### Collected data entries

^^^^^^^^^^^^^^^^

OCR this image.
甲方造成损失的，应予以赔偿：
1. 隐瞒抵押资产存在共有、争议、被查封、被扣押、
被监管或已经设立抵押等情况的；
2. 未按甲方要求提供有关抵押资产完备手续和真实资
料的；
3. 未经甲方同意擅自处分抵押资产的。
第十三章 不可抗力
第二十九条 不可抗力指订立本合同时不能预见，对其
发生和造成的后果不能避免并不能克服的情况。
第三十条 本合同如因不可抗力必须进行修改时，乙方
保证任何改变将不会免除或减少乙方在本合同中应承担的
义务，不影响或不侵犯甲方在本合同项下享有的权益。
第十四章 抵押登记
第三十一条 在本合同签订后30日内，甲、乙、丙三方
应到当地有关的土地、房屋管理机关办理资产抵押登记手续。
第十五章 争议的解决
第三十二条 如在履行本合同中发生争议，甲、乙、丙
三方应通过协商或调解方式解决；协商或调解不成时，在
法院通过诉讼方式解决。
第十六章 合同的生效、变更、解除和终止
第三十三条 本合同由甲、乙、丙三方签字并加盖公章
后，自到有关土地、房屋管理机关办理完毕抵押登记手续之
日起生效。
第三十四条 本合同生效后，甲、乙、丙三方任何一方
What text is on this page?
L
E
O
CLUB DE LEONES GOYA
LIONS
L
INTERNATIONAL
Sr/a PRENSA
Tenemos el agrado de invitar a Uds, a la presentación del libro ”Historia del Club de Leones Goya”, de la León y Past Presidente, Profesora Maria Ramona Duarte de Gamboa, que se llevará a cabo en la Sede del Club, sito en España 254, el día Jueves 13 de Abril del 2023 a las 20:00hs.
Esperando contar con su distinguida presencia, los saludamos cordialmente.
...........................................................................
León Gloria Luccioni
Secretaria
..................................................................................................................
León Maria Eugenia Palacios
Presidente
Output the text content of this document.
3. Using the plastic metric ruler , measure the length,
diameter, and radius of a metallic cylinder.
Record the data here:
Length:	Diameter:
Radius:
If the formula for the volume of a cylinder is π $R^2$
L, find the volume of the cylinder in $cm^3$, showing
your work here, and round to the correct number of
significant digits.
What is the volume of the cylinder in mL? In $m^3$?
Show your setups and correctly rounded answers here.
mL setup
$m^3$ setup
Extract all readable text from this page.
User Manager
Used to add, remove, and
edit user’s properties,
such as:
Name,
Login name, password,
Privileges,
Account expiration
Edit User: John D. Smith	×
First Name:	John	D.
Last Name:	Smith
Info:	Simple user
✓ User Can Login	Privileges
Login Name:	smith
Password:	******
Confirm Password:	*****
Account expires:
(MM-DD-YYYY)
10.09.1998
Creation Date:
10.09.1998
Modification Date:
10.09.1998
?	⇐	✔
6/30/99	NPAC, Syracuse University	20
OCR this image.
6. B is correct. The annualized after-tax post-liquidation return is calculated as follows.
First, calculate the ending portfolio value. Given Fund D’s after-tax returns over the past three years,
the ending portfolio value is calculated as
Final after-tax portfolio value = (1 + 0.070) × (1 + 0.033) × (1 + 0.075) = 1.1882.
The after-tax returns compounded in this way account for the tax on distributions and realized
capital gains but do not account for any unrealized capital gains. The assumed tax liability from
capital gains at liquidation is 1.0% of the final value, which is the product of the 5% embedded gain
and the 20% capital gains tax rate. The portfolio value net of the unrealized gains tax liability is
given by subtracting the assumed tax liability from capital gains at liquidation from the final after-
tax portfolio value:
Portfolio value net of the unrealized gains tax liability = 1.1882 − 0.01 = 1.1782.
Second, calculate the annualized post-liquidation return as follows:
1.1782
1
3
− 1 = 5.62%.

^^^^^^^^^^^^^^^^

### Exercise instructions
In the entries above, find each line with the string "returns" and copy it.

### Exercise result
First, calculate the ending portfolio value. Given Fund D’s after-tax returns over the past three years,
The after-tax returns compounded in this way account for the tax on distributions and realized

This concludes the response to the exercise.